-------- Supplied data
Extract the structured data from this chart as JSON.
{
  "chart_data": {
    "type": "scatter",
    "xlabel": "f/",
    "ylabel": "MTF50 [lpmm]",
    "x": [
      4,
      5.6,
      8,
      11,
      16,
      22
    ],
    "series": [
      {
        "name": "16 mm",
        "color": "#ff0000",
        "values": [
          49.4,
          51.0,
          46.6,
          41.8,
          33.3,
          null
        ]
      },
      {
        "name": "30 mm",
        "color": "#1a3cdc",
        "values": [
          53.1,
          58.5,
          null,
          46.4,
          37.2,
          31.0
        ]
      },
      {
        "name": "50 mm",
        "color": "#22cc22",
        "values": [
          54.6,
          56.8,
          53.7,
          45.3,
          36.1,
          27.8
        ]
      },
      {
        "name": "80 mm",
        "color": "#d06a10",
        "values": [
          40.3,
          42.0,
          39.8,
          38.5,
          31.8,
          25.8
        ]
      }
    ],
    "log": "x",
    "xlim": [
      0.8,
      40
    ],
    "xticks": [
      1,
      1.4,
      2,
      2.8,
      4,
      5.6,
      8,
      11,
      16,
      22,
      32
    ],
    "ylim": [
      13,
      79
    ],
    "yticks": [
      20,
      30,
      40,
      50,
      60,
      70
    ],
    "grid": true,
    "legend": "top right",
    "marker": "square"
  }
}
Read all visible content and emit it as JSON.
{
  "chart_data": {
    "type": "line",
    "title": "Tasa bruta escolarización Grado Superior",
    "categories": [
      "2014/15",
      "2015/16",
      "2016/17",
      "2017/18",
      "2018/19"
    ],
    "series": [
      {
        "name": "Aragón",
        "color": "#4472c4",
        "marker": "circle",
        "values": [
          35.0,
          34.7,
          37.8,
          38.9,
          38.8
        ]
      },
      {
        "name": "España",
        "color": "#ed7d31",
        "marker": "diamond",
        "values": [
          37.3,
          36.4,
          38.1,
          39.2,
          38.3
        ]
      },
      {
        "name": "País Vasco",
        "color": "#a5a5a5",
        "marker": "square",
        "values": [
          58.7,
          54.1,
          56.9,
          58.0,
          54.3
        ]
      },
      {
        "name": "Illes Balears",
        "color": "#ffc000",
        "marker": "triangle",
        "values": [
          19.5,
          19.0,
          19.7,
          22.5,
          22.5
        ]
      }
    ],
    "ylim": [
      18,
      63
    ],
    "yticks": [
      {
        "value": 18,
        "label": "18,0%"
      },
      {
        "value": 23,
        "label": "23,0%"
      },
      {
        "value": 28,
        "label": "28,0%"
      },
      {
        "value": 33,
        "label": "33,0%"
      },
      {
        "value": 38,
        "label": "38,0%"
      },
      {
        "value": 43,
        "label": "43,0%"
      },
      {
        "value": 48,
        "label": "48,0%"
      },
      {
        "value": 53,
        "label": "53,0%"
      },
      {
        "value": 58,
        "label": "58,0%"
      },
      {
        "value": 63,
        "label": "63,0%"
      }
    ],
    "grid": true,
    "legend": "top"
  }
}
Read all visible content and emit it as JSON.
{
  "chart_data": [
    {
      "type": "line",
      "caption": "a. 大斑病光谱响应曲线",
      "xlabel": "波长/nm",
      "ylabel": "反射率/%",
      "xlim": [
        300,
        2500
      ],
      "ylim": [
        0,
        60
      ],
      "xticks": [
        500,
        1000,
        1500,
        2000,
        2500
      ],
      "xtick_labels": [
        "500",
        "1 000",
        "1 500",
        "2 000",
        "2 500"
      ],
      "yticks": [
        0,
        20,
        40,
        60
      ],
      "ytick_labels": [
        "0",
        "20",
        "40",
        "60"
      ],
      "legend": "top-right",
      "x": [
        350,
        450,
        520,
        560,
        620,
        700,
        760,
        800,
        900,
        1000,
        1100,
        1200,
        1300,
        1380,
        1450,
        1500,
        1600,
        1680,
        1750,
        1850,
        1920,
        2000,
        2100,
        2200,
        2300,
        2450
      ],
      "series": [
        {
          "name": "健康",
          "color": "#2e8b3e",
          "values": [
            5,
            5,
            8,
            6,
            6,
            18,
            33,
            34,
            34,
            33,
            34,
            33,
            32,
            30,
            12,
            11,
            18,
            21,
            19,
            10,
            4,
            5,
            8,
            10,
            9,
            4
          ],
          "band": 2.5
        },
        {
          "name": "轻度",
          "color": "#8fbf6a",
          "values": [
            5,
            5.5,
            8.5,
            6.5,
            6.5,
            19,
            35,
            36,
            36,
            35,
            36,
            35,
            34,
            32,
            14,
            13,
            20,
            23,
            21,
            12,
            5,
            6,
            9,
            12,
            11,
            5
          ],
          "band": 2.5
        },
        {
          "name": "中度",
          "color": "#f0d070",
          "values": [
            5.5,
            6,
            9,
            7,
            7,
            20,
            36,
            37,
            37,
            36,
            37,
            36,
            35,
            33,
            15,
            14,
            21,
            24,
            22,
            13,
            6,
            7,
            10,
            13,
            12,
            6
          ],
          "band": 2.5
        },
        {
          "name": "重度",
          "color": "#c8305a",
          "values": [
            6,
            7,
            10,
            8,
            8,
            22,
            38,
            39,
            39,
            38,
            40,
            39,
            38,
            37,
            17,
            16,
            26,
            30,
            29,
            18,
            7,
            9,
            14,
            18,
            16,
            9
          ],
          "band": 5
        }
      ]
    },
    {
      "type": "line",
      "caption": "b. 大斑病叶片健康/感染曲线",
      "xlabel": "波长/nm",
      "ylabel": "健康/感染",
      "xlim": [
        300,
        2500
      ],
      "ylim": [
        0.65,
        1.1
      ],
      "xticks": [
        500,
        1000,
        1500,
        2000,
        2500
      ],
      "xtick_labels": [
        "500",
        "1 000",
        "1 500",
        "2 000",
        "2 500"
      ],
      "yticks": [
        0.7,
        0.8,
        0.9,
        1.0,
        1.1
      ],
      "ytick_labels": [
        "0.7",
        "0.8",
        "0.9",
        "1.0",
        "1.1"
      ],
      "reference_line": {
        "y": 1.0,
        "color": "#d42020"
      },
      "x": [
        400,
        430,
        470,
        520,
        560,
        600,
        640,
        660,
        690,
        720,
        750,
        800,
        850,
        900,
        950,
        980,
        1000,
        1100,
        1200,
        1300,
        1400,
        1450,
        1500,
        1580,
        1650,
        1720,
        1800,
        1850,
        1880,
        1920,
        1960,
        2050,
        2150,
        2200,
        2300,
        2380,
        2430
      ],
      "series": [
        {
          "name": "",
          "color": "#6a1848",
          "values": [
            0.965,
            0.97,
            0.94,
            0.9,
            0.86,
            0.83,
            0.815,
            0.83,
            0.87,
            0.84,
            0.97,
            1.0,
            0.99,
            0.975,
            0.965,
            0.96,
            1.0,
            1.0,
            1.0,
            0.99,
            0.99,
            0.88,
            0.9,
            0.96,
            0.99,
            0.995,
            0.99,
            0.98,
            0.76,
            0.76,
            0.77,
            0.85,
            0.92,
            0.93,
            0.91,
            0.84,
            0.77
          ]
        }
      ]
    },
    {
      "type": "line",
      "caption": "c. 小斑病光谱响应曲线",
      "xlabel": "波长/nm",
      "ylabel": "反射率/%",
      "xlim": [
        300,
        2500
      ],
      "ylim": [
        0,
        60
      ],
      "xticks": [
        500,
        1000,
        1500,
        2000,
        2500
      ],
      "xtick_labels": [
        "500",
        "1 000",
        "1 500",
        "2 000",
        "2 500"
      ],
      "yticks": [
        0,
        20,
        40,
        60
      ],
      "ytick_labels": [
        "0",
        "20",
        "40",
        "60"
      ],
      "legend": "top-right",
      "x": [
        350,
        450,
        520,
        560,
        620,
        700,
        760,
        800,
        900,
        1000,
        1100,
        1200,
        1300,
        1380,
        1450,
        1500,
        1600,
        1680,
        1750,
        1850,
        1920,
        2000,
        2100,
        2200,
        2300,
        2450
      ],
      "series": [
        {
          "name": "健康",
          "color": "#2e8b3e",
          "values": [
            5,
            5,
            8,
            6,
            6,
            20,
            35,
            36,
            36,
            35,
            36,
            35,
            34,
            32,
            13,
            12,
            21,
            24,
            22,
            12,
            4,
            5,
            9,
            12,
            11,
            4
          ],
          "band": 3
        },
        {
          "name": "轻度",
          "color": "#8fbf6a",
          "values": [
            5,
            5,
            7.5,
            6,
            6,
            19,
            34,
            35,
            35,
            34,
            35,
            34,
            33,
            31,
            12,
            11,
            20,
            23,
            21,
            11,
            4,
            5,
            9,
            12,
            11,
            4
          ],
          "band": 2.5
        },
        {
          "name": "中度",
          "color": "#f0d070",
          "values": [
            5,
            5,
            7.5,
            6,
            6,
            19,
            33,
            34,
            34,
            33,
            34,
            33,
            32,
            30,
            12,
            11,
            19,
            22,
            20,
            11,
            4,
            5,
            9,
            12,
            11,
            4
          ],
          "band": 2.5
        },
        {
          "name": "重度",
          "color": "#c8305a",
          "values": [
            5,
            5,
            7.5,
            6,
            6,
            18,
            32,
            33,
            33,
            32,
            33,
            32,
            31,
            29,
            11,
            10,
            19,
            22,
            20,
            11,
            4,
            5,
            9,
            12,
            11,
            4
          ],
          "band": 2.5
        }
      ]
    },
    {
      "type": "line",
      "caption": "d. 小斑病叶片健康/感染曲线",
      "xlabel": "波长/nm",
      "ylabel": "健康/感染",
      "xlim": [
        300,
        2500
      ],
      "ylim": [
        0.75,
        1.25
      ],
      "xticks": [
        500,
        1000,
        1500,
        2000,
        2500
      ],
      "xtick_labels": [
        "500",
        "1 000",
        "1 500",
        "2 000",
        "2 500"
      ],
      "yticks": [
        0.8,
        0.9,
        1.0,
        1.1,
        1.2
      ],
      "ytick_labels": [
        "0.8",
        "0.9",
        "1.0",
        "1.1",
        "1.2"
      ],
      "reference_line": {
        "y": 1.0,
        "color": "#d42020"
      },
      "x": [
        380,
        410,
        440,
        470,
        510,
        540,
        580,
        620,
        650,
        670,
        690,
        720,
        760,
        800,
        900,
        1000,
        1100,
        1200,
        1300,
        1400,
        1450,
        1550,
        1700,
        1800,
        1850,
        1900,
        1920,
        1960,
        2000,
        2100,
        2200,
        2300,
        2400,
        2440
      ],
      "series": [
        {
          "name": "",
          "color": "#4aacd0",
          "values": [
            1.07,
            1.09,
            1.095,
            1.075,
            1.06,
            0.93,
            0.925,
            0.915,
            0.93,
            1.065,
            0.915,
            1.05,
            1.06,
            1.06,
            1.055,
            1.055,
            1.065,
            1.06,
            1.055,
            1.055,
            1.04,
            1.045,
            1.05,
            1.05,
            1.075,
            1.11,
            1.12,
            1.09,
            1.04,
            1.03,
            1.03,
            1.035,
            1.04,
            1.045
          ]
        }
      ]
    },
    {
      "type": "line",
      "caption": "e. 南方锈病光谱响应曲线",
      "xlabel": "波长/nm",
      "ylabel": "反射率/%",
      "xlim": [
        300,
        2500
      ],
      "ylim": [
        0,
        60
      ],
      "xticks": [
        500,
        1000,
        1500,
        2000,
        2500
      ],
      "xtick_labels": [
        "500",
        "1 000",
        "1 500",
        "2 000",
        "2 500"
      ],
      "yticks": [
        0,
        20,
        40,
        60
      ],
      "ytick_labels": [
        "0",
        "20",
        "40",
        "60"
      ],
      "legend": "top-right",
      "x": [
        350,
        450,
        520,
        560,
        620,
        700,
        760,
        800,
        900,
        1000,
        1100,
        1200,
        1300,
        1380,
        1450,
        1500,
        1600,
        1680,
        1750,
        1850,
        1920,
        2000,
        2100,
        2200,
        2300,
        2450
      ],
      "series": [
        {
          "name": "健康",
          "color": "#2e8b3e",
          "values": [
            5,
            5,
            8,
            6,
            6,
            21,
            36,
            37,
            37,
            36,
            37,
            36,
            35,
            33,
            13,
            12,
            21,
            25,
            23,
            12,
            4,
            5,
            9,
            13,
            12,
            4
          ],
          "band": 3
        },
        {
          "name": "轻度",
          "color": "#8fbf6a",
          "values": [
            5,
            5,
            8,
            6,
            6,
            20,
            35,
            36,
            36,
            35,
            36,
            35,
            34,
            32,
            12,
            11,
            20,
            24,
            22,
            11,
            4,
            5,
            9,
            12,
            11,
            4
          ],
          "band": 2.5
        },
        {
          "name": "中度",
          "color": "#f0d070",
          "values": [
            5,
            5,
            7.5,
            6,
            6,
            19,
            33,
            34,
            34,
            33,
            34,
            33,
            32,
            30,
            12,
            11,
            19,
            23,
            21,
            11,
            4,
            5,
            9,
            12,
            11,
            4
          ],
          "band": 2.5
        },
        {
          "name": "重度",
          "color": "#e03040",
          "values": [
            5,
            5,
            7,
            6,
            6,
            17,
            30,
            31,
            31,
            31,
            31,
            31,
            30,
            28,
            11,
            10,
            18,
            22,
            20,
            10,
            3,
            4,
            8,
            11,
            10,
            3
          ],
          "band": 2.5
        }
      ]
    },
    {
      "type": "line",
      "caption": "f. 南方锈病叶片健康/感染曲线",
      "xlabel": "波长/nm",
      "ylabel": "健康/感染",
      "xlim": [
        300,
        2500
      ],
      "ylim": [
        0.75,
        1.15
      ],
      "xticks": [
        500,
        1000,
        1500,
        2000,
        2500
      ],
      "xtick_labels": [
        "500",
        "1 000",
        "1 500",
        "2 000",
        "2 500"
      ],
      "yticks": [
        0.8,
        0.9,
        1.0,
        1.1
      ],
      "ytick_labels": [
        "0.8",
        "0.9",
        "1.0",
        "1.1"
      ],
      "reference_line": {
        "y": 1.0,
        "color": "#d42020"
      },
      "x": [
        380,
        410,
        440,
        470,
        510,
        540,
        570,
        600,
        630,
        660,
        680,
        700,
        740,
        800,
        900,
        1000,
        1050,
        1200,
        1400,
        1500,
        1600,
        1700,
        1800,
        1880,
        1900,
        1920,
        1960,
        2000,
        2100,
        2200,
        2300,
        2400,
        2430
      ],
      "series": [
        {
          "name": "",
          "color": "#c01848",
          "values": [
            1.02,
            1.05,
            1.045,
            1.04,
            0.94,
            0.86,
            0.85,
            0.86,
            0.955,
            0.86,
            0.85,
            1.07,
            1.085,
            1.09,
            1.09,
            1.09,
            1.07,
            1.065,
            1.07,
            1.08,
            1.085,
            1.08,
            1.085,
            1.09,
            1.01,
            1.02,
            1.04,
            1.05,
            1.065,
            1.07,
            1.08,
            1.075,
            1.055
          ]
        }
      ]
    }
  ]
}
----------------
> Exercise task
State how many lines in the records above contain the word "marker", giving only the number.

> Answer to the task
5